* start Material for the task *
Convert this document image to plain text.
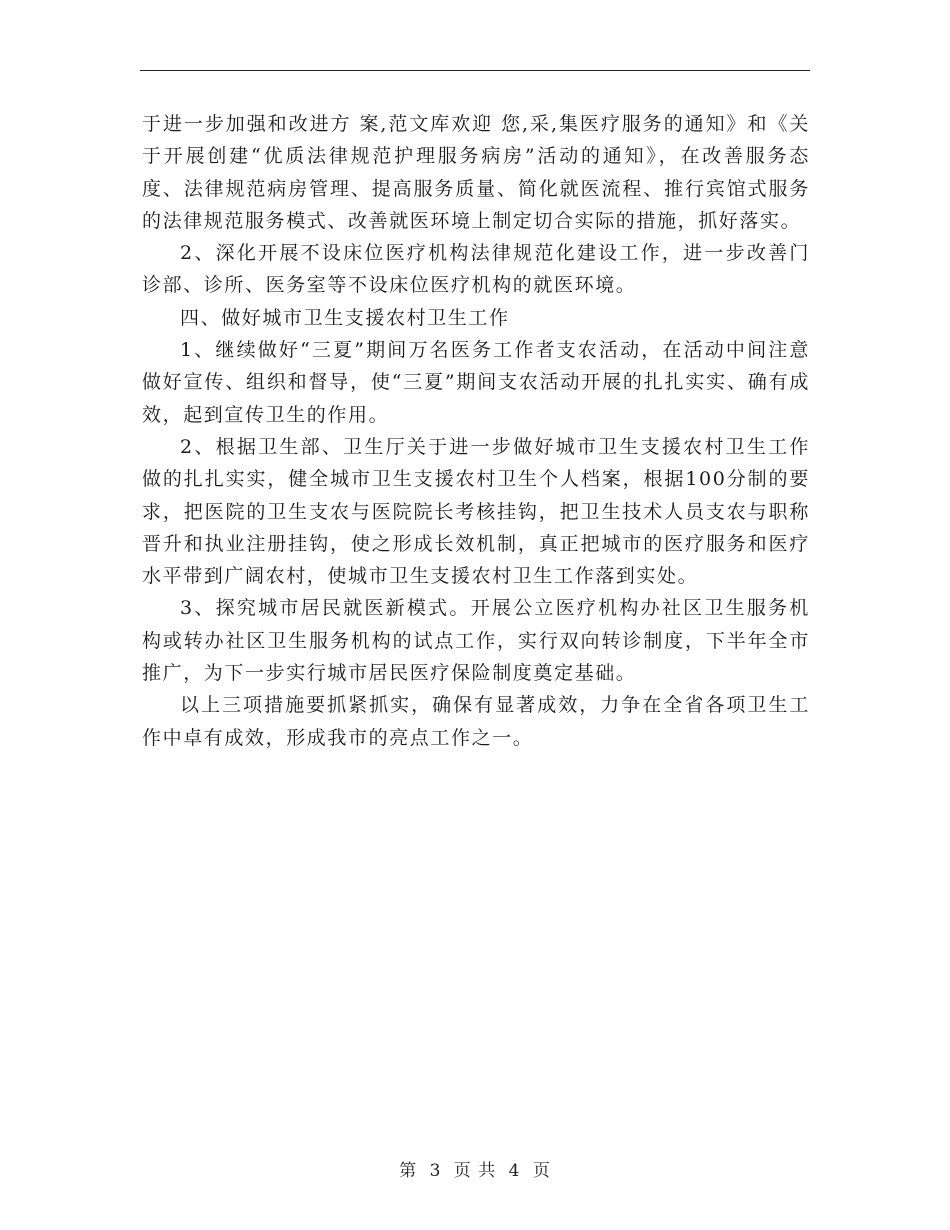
于进一步加强和改进方 案,范文库欢迎 您,采,集医疗服务的通知》和《关于开展创建“优质法律规范护理服务病房”活动的通知》，在改善服务态度、法律规范病房管理、提高服务质量、简化就医流程、推行宾馆式服务的法律规范服务模式、改善就医环境上制定切合实际的措施，抓好落实。

2、深化开展不设床位医疗机构法律规范化建设工作，进一步改善门诊部、诊所、医务室等不设床位医疗机构的就医环境。

四、做好城市卫生支援农村卫生工作

1、继续做好“三夏”期间万名医务工作者支农活动，在活动中间注意做好宣传、组织和督导，使“三夏”期间支农活动开展的扎扎实实、确有成效，起到宣传卫生的作用。

2、根据卫生部、卫生厅关于进一步做好城市卫生支援农村卫生工作做的扎扎实实，健全城市卫生支援农村卫生个人档案，根据100分制的要求，把医院的卫生支农与医院院长考核挂钩，把卫生技术人员支农与职称晋升和执业注册挂钩，使之形成长效机制，真正把城市的医疗服务和医疗水平带到广阔农村，使城市卫生支援农村卫生工作落到实处。

3、探究城市居民就医新模式。开展公立医疗机构办社区卫生服务机构或转办社区卫生服务机构的试点工作，实行双向转诊制度，下半年全市推广，为下一步实行城市居民医疗保险制度奠定基础。

以上三项措施要抓紧抓实，确保有显著成效，力争在全省各项卫生工作中卓有成效，形成我市的亮点工作之一。

第 3 页 共 4 页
* end Material for the task *
What you should do >>
Copy every line above word for word and exclude the pictures.

Exercise result >>
Convert this document image to plain text.
于进一步加强和改进方 案,范文库欢迎 您,采,集医疗服务的通知》和《关于开展创建“优质法律规范护理服务病房”活动的通知》，在改善服务态度、法律规范病房管理、提高服务质量、简化就医流程、推行宾馆式服务的法律规范服务模式、改善就医环境上制定切合实际的措施，抓好落实。

2、深化开展不设床位医疗机构法律规范化建设工作，进一步改善门诊部、诊所、医务室等不设床位医疗机构的就医环境。

四、做好城市卫生支援农村卫生工作

1、继续做好“三夏”期间万名医务工作者支农活动，在活动中间注意做好宣传、组织和督导，使“三夏”期间支农活动开展的扎扎实实、确有成效，起到宣传卫生的作用。

2、根据卫生部、卫生厅关于进一步做好城市卫生支援农村卫生工作做的扎扎实实，健全城市卫生支援农村卫生个人档案，根据100分制的要求，把医院的卫生支农与医院院长考核挂钩，把卫生技术人员支农与职称晋升和执业注册挂钩，使之形成长效机制，真正把城市的医疗服务和医疗水平带到广阔农村，使城市卫生支援农村卫生工作落到实处。

3、探究城市居民就医新模式。开展公立医疗机构办社区卫生服务机构或转办社区卫生服务机构的试点工作，实行双向转诊制度，下半年全市推广，为下一步实行城市居民医疗保险制度奠定基础。

以上三项措施要抓紧抓实，确保有显著成效，力争在全省各项卫生工作中卓有成效，形成我市的亮点工作之一。

第 3 页 共 4 页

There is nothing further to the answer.